— Start of Material for the task —

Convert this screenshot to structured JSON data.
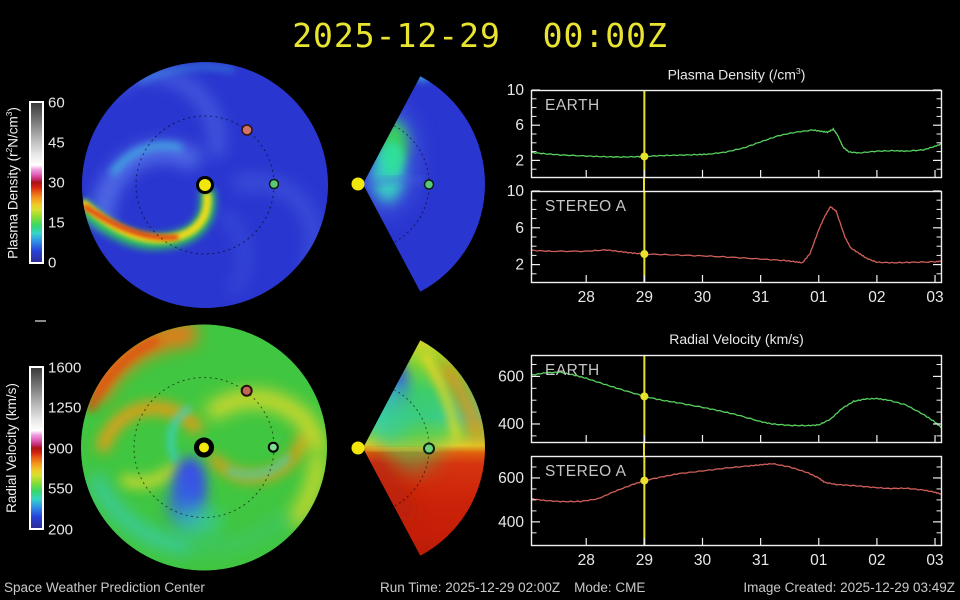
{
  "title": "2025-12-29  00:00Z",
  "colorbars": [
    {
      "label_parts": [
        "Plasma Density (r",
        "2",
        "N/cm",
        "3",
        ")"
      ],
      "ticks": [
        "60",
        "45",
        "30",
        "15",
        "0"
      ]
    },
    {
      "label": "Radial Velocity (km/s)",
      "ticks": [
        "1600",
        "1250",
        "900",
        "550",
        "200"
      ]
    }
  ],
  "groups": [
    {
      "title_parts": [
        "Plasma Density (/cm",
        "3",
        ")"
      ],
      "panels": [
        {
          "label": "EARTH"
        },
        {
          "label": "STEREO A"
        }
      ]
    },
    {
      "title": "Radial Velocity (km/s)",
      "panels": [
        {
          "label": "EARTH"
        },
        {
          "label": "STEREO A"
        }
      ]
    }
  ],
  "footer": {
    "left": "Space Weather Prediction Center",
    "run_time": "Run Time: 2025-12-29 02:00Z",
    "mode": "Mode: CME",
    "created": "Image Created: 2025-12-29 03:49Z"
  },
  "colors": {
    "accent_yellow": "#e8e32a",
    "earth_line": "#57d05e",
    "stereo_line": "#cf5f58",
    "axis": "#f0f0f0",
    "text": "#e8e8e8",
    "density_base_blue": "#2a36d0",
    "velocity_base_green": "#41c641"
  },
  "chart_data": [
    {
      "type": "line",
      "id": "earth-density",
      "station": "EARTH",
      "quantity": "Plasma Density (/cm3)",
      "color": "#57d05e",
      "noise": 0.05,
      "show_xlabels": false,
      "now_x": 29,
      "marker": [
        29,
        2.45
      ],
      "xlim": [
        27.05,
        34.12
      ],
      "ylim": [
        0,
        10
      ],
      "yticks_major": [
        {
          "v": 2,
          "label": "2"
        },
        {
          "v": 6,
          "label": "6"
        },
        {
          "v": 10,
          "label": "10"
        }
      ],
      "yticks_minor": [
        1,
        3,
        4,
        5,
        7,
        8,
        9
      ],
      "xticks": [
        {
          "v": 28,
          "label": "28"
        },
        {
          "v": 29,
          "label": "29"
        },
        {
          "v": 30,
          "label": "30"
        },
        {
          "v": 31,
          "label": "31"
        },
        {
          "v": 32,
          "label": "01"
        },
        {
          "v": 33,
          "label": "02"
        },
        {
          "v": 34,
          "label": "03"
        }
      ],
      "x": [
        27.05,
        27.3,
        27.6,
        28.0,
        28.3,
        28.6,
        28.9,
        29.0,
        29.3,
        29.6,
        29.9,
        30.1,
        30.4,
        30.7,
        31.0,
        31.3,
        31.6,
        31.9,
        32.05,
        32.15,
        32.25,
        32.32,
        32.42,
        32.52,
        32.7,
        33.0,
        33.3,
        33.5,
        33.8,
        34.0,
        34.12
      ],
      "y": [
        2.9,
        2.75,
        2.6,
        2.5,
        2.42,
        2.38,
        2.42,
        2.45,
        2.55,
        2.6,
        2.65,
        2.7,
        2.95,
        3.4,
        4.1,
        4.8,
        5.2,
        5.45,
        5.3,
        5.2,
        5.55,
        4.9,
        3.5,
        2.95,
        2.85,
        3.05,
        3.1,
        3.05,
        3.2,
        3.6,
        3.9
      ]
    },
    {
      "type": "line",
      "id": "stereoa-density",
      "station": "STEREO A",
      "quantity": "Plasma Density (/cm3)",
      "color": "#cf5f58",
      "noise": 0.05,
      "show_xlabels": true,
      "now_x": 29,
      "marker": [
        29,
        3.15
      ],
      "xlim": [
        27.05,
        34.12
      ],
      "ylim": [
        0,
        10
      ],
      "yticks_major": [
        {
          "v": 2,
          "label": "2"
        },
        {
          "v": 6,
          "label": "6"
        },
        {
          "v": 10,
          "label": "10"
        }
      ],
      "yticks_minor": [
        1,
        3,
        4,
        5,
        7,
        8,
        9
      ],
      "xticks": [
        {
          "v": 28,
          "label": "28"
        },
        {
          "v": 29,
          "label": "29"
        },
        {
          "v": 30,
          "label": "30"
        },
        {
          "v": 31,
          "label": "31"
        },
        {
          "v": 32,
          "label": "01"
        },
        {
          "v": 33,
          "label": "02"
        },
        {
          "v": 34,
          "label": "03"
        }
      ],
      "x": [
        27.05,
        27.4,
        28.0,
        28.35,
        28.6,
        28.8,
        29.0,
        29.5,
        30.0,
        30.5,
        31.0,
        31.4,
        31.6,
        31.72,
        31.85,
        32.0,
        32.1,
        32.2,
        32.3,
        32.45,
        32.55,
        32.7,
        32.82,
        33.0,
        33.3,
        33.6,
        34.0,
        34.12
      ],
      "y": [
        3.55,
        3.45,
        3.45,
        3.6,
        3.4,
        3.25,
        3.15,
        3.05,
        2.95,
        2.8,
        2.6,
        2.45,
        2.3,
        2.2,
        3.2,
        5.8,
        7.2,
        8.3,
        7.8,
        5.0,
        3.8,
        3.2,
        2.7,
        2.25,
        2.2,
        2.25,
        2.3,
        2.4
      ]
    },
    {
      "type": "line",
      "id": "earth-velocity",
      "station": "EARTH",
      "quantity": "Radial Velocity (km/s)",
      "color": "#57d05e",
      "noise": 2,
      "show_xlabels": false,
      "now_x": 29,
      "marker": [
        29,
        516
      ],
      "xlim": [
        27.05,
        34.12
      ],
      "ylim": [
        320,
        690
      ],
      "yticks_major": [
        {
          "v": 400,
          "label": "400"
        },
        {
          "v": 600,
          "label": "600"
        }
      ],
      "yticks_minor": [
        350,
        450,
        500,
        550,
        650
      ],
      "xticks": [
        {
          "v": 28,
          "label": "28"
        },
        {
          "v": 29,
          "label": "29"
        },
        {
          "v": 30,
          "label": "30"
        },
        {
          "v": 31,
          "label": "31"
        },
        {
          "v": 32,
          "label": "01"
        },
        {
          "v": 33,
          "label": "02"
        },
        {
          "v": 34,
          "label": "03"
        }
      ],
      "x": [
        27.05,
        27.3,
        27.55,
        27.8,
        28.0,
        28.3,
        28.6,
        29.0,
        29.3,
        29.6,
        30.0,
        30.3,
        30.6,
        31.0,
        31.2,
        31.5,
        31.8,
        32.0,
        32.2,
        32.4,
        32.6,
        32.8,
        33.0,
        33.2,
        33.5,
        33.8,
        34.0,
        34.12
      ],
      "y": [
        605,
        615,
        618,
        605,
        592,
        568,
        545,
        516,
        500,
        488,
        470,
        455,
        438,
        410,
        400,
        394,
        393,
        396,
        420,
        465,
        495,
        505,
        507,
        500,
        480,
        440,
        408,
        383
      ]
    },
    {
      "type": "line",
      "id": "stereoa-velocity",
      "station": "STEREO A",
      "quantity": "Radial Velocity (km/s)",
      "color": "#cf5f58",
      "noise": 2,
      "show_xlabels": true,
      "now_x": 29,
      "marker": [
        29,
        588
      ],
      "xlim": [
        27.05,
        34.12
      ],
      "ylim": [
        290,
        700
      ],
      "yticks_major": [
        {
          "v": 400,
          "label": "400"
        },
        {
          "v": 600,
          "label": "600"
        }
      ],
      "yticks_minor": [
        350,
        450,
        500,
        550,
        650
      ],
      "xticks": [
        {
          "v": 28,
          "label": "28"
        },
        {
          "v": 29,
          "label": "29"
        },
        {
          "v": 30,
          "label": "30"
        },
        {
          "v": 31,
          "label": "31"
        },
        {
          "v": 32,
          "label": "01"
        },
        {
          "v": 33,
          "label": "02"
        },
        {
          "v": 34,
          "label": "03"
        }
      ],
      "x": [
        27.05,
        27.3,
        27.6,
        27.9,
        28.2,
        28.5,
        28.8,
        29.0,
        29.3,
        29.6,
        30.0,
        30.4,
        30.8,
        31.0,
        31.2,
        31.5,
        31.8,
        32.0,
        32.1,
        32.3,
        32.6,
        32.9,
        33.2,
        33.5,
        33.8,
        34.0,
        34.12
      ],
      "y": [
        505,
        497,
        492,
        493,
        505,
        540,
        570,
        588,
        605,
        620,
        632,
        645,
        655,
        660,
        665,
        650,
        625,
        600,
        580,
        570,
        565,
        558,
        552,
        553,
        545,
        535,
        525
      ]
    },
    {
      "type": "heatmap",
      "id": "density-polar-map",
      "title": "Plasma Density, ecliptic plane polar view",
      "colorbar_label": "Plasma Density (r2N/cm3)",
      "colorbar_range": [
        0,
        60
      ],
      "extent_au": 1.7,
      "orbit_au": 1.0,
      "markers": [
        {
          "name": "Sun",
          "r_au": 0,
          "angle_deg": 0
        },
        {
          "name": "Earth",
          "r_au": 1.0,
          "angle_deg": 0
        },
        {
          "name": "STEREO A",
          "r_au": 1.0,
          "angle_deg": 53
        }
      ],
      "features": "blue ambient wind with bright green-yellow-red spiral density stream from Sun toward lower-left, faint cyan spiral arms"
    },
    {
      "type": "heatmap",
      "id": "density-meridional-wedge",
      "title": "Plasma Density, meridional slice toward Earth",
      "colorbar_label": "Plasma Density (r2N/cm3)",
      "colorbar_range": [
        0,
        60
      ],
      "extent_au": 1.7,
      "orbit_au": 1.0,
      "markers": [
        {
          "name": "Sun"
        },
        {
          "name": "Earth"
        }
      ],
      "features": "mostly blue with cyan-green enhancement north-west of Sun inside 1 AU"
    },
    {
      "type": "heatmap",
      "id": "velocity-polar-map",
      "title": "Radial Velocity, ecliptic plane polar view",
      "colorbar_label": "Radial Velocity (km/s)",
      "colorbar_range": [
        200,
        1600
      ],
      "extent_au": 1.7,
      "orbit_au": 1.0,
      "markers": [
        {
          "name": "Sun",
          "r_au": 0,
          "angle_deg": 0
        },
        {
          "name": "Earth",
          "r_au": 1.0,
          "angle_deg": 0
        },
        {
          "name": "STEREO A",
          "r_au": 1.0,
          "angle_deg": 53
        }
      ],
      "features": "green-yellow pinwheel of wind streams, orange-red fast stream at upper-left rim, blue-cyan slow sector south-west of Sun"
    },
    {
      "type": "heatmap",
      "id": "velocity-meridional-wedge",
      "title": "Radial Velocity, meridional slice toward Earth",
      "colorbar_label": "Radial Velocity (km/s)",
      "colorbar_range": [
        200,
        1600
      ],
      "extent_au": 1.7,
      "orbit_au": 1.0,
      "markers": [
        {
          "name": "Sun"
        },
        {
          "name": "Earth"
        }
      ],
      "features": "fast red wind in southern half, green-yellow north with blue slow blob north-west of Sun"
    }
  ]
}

— End of Material for the task —
— Start of Material for the task —

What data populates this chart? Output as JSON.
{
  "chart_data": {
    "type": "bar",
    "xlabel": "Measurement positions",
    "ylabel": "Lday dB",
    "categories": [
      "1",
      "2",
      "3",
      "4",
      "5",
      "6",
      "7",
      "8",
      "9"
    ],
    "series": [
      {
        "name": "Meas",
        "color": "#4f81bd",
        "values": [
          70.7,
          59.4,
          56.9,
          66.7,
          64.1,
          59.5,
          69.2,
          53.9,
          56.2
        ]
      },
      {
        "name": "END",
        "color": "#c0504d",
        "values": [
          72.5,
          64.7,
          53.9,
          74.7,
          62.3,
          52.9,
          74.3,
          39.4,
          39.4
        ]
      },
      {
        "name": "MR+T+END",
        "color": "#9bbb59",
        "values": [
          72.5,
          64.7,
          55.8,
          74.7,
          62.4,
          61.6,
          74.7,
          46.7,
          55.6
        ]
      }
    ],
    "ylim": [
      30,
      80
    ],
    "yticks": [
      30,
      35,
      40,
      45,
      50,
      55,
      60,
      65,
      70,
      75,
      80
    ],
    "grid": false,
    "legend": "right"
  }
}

— End of Material for the task —
— Start of Material for the task —

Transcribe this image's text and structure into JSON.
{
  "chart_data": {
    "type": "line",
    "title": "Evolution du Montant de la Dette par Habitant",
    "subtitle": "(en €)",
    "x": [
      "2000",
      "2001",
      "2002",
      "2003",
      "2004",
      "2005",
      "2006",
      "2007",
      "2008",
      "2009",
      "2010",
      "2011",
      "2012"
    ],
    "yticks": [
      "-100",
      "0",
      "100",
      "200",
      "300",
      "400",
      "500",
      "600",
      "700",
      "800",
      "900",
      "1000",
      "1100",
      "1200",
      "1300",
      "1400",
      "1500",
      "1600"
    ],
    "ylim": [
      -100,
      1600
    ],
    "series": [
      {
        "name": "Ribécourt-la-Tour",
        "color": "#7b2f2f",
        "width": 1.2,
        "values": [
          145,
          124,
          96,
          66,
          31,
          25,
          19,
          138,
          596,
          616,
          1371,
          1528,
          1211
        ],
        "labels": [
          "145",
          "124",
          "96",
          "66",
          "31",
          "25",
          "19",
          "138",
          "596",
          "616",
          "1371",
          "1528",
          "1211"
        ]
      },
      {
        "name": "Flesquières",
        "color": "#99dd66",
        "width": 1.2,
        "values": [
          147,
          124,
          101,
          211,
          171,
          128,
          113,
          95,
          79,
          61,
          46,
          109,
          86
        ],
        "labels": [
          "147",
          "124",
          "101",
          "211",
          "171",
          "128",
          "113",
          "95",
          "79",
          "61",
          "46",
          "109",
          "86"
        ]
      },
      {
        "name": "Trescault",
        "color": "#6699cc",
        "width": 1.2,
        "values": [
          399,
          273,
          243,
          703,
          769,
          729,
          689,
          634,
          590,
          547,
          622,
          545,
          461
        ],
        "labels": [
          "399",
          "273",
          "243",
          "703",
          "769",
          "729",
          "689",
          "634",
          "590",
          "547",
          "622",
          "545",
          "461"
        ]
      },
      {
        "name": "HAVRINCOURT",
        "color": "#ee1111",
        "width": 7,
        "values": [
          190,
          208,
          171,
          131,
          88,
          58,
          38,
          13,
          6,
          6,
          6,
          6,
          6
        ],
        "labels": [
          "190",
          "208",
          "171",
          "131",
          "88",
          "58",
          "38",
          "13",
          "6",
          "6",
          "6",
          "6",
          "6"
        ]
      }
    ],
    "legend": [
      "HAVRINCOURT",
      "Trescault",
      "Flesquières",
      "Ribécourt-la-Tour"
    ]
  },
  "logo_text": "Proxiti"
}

— End of Material for the task —

> **Work to complete**: Reproduce every line of the listing above in which the string "view" appears.

> **Complete answer**:
      "title": "Plasma Density, ecliptic plane polar view",
      "title": "Radial Velocity, ecliptic plane polar view",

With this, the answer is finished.